(Work to do)
Retype the items below verbatim, starting at the line containing "Patent image size: (1320, 956)." and ending at the line containing "The first inter-subsystem diverter 1022".

***** Information provided *****

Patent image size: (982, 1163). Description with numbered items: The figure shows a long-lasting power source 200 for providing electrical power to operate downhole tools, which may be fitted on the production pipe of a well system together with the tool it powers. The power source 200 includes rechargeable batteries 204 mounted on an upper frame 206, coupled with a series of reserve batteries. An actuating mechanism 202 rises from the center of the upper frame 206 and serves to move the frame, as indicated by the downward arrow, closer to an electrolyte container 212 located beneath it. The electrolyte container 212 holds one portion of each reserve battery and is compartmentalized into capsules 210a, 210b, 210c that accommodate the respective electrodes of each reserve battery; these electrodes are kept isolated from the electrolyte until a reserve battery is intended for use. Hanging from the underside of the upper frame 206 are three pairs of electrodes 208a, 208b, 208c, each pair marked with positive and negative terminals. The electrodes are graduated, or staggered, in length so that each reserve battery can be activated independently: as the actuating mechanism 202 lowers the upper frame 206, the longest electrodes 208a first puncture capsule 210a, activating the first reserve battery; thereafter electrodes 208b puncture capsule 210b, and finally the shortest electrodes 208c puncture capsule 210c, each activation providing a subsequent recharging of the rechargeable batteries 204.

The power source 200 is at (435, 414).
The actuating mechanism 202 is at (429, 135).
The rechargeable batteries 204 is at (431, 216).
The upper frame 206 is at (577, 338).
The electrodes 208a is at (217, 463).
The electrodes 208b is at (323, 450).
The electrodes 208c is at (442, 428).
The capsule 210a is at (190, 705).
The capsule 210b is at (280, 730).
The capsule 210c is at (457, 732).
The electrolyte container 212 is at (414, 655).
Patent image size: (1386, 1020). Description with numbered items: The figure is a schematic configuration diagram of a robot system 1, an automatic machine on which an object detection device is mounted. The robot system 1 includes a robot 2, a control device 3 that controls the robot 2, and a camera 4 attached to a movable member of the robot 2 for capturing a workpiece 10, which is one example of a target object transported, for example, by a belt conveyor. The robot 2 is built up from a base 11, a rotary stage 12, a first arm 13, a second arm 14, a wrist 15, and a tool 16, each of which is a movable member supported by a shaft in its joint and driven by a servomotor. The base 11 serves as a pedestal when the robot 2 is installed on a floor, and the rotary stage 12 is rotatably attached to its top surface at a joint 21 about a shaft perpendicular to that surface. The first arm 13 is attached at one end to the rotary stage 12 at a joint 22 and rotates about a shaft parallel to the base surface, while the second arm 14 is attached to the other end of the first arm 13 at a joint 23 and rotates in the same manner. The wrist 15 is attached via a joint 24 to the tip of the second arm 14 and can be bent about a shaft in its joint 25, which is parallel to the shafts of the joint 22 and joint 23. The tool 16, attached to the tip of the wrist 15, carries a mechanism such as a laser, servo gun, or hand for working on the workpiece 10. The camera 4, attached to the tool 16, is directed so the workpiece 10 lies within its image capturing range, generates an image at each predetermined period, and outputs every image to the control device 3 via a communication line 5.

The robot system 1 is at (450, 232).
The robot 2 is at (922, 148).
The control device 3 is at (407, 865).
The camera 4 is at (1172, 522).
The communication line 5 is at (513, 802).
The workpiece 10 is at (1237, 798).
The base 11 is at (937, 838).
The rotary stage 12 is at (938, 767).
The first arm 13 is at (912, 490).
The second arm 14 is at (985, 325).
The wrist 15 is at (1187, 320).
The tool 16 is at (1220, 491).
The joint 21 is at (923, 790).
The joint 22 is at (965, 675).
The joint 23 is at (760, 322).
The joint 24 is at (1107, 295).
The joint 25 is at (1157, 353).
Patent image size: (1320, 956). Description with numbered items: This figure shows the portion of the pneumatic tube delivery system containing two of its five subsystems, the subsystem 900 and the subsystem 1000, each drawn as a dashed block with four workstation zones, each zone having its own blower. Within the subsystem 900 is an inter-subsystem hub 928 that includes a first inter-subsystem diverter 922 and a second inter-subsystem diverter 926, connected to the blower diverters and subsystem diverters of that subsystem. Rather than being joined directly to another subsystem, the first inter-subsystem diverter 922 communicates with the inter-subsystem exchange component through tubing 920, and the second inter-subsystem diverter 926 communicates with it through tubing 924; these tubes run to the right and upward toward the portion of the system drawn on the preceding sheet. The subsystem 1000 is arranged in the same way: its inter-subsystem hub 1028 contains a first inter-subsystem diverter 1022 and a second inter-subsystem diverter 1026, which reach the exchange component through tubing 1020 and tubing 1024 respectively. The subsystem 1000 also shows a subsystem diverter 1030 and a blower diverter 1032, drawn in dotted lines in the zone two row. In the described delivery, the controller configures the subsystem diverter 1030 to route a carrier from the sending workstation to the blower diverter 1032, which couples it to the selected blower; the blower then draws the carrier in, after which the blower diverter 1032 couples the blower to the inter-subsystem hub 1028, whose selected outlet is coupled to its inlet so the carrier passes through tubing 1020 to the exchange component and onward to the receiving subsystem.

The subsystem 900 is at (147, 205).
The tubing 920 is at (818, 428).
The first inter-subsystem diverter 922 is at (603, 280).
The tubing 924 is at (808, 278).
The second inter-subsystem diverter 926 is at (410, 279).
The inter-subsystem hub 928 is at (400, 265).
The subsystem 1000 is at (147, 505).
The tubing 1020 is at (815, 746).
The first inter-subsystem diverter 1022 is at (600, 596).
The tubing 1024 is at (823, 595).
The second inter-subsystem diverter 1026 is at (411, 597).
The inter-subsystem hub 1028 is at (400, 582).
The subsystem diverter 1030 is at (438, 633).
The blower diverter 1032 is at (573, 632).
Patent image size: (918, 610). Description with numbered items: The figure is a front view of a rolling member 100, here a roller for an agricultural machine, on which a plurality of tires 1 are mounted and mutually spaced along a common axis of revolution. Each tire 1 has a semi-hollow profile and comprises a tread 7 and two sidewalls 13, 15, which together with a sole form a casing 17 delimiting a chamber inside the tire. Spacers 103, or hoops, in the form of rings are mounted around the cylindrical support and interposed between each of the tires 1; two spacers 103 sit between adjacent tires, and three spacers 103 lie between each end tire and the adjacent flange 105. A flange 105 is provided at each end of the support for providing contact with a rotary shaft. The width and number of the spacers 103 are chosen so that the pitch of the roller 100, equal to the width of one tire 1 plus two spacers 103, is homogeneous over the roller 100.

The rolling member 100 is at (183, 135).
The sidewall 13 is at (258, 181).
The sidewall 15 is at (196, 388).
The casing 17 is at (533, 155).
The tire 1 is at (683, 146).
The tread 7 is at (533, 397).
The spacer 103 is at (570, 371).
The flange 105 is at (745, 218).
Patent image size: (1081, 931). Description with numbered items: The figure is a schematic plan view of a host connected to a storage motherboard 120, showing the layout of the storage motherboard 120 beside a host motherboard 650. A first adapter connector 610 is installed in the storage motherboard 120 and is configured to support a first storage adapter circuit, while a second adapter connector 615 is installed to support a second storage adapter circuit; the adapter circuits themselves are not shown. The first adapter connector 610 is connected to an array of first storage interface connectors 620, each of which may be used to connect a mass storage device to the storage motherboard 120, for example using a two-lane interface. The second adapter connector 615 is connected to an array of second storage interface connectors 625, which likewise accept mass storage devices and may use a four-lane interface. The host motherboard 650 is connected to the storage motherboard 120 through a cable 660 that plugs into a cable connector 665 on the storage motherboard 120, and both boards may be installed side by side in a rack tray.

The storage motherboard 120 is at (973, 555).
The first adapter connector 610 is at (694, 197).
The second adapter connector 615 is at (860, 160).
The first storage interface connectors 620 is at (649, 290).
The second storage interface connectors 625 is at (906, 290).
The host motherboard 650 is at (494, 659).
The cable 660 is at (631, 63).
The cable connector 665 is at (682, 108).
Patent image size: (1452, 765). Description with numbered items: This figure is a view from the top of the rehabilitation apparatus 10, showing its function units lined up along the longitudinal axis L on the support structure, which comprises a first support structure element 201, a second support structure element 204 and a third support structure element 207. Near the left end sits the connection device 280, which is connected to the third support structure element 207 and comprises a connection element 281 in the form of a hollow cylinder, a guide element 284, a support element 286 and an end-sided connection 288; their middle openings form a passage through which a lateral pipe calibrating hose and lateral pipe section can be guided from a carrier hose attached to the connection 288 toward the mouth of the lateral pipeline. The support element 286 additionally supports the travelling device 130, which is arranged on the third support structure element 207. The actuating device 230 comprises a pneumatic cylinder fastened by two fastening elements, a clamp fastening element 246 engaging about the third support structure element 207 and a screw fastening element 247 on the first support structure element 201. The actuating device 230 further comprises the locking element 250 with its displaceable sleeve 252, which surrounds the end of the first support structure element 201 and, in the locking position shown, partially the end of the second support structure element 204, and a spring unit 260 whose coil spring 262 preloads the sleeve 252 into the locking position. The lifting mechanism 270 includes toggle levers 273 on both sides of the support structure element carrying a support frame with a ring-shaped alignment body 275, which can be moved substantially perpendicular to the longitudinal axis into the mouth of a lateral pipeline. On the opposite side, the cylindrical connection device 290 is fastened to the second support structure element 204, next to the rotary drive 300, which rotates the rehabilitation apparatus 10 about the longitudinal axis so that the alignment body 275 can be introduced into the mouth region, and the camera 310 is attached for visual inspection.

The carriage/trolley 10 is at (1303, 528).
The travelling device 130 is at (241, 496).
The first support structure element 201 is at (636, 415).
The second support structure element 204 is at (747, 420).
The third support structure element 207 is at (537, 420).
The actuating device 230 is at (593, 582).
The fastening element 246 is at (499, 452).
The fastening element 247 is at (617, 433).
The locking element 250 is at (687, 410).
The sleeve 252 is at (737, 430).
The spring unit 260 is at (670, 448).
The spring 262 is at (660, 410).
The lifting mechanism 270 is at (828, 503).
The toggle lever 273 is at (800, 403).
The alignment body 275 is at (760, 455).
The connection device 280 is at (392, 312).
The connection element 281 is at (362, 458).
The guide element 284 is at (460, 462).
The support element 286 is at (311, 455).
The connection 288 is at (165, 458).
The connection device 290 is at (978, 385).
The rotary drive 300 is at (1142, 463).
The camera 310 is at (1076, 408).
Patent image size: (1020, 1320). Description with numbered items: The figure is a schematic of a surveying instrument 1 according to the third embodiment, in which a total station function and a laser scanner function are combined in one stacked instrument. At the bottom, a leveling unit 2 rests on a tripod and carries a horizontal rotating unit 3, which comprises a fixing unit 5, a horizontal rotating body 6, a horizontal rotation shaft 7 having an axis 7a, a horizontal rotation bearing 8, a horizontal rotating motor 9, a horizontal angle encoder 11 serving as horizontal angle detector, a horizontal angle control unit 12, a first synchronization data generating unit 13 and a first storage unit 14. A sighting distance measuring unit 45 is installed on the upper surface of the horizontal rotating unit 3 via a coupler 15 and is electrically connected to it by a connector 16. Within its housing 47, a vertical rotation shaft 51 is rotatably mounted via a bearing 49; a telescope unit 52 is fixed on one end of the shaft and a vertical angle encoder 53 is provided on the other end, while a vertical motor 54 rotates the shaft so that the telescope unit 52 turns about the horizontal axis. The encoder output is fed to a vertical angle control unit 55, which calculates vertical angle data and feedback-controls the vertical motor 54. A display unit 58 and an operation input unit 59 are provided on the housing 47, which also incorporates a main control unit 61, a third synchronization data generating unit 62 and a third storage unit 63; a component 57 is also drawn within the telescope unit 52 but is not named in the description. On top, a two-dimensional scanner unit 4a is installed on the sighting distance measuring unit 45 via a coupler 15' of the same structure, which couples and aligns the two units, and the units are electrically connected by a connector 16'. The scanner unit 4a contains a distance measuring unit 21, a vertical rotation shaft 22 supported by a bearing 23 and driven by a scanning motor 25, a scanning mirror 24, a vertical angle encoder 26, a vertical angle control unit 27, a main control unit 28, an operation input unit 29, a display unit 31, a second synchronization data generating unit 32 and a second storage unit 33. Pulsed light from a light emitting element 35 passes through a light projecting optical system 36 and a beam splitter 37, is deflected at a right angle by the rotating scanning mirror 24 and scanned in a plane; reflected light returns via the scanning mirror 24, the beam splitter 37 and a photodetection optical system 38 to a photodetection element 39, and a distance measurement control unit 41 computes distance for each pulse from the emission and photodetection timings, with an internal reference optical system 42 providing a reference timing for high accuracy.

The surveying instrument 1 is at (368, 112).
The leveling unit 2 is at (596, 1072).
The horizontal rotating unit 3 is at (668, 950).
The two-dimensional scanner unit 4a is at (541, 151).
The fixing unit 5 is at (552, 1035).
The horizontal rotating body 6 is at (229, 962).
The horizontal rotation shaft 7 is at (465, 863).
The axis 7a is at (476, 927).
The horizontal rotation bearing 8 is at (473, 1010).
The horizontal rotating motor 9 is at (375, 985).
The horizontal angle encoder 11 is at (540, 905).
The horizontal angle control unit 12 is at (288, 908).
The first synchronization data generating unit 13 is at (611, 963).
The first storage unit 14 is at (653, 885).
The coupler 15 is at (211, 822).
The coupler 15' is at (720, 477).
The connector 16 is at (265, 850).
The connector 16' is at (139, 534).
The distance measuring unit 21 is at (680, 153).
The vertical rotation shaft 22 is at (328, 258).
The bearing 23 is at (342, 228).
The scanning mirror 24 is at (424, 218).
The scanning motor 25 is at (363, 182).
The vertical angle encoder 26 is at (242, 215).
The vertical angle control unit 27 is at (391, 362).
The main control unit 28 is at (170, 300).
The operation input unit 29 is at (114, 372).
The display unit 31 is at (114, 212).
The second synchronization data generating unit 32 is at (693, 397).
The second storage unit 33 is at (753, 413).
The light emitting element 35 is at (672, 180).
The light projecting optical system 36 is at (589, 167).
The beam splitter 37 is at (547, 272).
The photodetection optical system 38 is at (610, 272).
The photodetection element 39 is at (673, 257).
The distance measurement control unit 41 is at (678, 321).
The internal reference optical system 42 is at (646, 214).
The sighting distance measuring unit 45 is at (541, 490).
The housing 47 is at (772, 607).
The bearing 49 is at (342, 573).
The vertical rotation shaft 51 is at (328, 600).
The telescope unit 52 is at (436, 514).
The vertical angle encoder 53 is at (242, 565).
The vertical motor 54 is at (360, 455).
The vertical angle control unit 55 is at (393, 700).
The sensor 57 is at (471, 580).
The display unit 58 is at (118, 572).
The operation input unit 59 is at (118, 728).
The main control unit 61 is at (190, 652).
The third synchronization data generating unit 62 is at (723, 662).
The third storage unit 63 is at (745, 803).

*****

(Written response)
Patent image size: (1320, 956). Description with numbered items: This figure shows the portion of the pneumatic tube delivery system containing two of its five subsystems, the subsystem 900 and the subsystem 1000, each drawn as a dashed block with four workstation zones, each zone having its own blower. Within the subsystem 900 is an inter-subsystem hub 928 that includes a first inter-subsystem diverter 922 and a second inter-subsystem diverter 926, connected to the blower diverters and subsystem diverters of that subsystem. Rather than being joined directly to another subsystem, the first inter-subsystem diverter 922 communicates with the inter-subsystem exchange component through tubing 920, and the second inter-subsystem diverter 926 communicates with it through tubing 924; these tubes run to the right and upward toward the portion of the system drawn on the preceding sheet. The subsystem 1000 is arranged in the same way: its inter-subsystem hub 1028 contains a first inter-subsystem diverter 1022 and a second inter-subsystem diverter 1026, which reach the exchange component through tubing 1020 and tubing 1024 respectively. The subsystem 1000 also shows a subsystem diverter 1030 and a blower diverter 1032, drawn in dotted lines in the zone two row. In the described delivery, the controller configures the subsystem diverter 1030 to route a carrier from the sending workstation to the blower diverter 1032, which couples it to the selected blower; the blower then draws the carrier in, after which the blower diverter 1032 couples the blower to the inter-subsystem hub 1028, whose selected outlet is coupled to its inlet so the carrier passes through tubing 1020 to the exchange component and onward to the receiving subsystem.

The subsystem 900 is at (147, 205).
The tubing 920 is at (818, 428).
The first inter-subsystem diverter 922 is at (603, 280).
The tubing 924 is at (808, 278).
The second inter-subsystem diverter 926 is at (410, 279).
The inter-subsystem hub 928 is at (400, 265).
The subsystem 1000 is at (147, 505).
The tubing 1020 is at (815, 746).
The first inter-subsystem diverter 1022 is at (600, 596).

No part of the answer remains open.